::: Supplied data

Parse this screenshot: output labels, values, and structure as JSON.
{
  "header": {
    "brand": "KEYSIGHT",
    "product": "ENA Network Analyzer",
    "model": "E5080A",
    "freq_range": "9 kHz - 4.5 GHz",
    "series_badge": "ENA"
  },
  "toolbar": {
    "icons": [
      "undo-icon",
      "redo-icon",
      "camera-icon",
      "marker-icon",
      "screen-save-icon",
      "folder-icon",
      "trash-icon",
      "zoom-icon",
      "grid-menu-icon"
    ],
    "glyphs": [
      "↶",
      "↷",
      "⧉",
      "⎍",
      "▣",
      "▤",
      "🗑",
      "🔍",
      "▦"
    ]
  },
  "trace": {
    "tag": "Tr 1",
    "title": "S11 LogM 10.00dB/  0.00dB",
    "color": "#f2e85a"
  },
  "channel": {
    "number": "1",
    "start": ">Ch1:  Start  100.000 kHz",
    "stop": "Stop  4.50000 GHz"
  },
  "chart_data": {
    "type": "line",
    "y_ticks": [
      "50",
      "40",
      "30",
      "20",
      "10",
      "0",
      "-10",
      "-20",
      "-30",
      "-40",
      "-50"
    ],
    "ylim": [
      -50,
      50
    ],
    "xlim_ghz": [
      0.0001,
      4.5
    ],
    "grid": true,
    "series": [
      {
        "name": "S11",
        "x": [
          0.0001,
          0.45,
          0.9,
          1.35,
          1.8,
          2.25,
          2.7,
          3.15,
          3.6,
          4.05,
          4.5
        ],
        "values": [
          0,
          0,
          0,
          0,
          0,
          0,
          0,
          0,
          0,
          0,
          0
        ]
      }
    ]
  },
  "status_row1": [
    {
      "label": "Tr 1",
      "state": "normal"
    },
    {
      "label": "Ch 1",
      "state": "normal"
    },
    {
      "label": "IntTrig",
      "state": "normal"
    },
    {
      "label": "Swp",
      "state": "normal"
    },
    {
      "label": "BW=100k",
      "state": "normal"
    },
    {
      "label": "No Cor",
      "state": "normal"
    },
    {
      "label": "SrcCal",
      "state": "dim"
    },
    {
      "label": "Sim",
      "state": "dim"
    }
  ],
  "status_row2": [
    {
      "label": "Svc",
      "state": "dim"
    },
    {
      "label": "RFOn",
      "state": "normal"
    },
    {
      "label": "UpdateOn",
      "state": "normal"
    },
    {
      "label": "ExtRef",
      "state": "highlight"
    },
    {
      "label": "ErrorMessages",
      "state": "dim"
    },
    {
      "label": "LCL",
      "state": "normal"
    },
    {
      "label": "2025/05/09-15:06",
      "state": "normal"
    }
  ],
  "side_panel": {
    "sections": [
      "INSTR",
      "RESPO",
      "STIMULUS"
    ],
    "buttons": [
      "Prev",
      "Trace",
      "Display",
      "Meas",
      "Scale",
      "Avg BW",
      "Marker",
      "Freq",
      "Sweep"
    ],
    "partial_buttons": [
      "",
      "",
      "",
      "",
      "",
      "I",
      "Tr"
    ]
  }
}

::::::

» **Goal**:
The records above should all be quoted exactly, please.

» **Response**:
Parse this screenshot: output labels, values, and structure as JSON.
{
  "header": {
    "brand": "KEYSIGHT",
    "product": "ENA Network Analyzer",
    "model": "E5080A",
    "freq_range": "9 kHz - 4.5 GHz",
    "series_badge": "ENA"
  },
  "toolbar": {
    "icons": [
      "undo-icon",
      "redo-icon",
      "camera-icon",
      "marker-icon",
      "screen-save-icon",
      "folder-icon",
      "trash-icon",
      "zoom-icon",
      "grid-menu-icon"
    ],
    "glyphs": [
      "↶",
      "↷",
      "⧉",
      "⎍",
      "▣",
      "▤",
      "🗑",
      "🔍",
      "▦"
    ]
  },
  "trace": {
    "tag": "Tr 1",
    "title": "S11 LogM 10.00dB/  0.00dB",
    "color": "#f2e85a"
  },
  "channel": {
    "number": "1",
    "start": ">Ch1:  Start  100.000 kHz",
    "stop": "Stop  4.50000 GHz"
  },
  "chart_data": {
    "type": "line",
    "y_ticks": [
      "50",
      "40",
      "30",
      "20",
      "10",
      "0",
      "-10",
      "-20",
      "-30",
      "-40",
      "-50"
    ],
    "ylim": [
      -50,
      50
    ],
    "xlim_ghz": [
      0.0001,
      4.5
    ],
    "grid": true,
    "series": [
      {
        "name": "S11",
        "x": [
          0.0001,
          0.45,
          0.9,
          1.35,
          1.8,
          2.25,
          2.7,
          3.15,
          3.6,
          4.05,
          4.5
        ],
        "values": [
          0,
          0,
          0,
          0,
          0,
          0,
          0,
          0,
          0,
          0,
          0
        ]
      }
    ]
  },
  "status_row1": [
    {
      "label": "Tr 1",
      "state": "normal"
    },
    {
      "label": "Ch 1",
      "state": "normal"
    },
    {
      "label": "IntTrig",
      "state": "normal"
    },
    {
      "label": "Swp",
      "state": "normal"
    },
    {
      "label": "BW=100k",
      "state": "normal"
    },
    {
      "label": "No Cor",
      "state": "normal"
    },
    {
      "label": "SrcCal",
      "state": "dim"
    },
    {
      "label": "Sim",
      "state": "dim"
    }
  ],
  "status_row2": [
    {
      "label": "Svc",
      "state": "dim"
    },
    {
      "label": "RFOn",
      "state": "normal"
    },
    {
      "label": "UpdateOn",
      "state": "normal"
    },
    {
      "label": "ExtRef",
      "state": "highlight"
    },
    {
      "label": "ErrorMessages",
      "state": "dim"
    },
    {
      "label": "LCL",
      "state": "normal"
    },
    {
      "label": "2025/05/09-15:06",
      "state": "normal"
    }
  ],
  "side_panel": {
    "sections": [
      "INSTR",
      "RESPO",
      "STIMULUS"
    ],
    "buttons": [
      "Prev",
      "Trace",
      "Display",
      "Meas",
      "Scale",
      "Avg BW",
      "Marker",
      "Freq",
      "Sweep"
    ],
    "partial_buttons": [
      "",
      "",
      "",
      "",
      "",
      "I",
      "Tr"
    ]
  }
}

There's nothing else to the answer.